#### FRAGMENTO PROPORCIONADO:
※ ※ ※

Aquellos días —ya sé que comienzo a hablar como abuelita— cuando teníamos que esperar semanas para recibir noticias duermen en el pasado. Atrás quedaron las ansias desbordadas que sentías cuando el cartero te entregaba un sobre donde se agazapaban las fotos de la boda a la que no llegaste, descubrías la confesión del inevitable divorcio de una amiga o encontrabas el recorte del periódico nacional con la nota más relevante del mes. Hoy en día no comes ansias porque las noticias te caen en el momento y hasta con video incluido. La boda la disfrutas casi en vivo. El drama del divorcio lo compartes desde el primer grito, con los llantos incluidos. Solo los mocos se quedan en el camino.
Ni qué hablar del mundo de noticias al cual tienes acceso. Medios de comunicación de todo tipo, calidad y línea ideológica. Todo al alcance de una tecla.

※ ※ ※

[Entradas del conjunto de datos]

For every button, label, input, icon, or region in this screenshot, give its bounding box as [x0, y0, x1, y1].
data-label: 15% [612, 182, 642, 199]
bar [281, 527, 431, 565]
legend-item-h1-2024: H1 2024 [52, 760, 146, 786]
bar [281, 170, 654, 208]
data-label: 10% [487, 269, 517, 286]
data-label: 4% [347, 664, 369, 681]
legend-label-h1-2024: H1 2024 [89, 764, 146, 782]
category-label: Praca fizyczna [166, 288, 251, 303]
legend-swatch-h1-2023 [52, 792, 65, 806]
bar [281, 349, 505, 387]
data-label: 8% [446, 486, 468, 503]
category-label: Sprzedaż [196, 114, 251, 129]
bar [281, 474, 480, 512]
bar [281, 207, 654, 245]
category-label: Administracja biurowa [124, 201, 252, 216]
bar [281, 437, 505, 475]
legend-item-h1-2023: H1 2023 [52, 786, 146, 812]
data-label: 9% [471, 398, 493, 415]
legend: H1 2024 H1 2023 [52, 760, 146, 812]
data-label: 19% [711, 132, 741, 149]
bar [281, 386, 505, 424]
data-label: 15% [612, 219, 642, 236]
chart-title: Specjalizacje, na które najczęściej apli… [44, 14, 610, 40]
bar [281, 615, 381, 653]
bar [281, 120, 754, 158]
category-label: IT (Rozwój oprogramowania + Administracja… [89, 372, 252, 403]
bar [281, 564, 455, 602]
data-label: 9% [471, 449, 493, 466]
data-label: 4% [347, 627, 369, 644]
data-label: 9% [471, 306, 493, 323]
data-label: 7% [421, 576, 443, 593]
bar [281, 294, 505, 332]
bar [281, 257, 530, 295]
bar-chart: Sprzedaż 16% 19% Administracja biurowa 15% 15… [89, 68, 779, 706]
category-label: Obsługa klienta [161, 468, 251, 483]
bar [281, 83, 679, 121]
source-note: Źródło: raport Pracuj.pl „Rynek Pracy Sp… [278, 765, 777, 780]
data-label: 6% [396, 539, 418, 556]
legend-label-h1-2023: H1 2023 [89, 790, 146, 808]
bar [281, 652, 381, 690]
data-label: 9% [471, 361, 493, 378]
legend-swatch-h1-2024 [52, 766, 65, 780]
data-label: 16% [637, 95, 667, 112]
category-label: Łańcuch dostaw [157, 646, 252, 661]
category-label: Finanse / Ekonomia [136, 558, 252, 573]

※ ※ ※

#### CONSIGNA DE TRABAJO 1:
Según el fragmento sobre cómo llegaban antes las noticias, ¿por qué hoy ya no se comen ansias? Explícalo en una a tres oraciones.
#### CONSIGNA DE TRABAJO 2:
En el fragmento, ¿qué recorte podía encontrarse dentro del sobre que entregaba el cartero?
#### CONSIGNA DE TRABAJO 3:
Continúa el fragmento sobre las noticias de antes y de ahora a partir de su última oración.
Los ítems proceden de otra fuente.

#### RESPUESTA DEL EJERCICIO 1:
Hoy ya no se comen ansias porque las noticias llegan en el momento, incluso con video. Ya no hace falta esperar semanas a que el cartero entregue un sobre con fotos, confesiones o recortes de periódico.

#### RESPUESTA DEL EJERCICIO 2:
El recorte del periódico nacional con la nota más relevante del mes.

#### RESPUESTA DEL EJERCICIO 3:
Lo irónico de este proceso global es que, a la vez que nos abre la puerta al mundo público y nos revela los secretos del universo, nos da la oportunidad de llevar una vida secreta que nosotros creíamos con ingenuidad que nadie podía fisgonear. Y es que las redes sociales nos abrieron la puerta para desdoblarnos en dos, como en El extraño caso del doctor Jekyll y el señor Hyde. Solo que, a mi modo de ver, no hay uno bueno y otro malo y quizá hasta sean más de uno. Tampoco es que sea un asunto de hombres, como suelen plantear algunos, que aducen que los hombres son los únicos que tienen secretos, particularmente cuando de amores y de sexo se trata.
El doctor Jekyll o la doctora Jekyll de nuestra era es aquel personaje público que comenta en las redes, cuelga artículos, sube fotos, postea videos y lleva una vida digital pública. Pero a la sombra de este convive el misterioso y persuasivo señor Hyde. O la señora Hyde (señora o señorita, a nadie le importa).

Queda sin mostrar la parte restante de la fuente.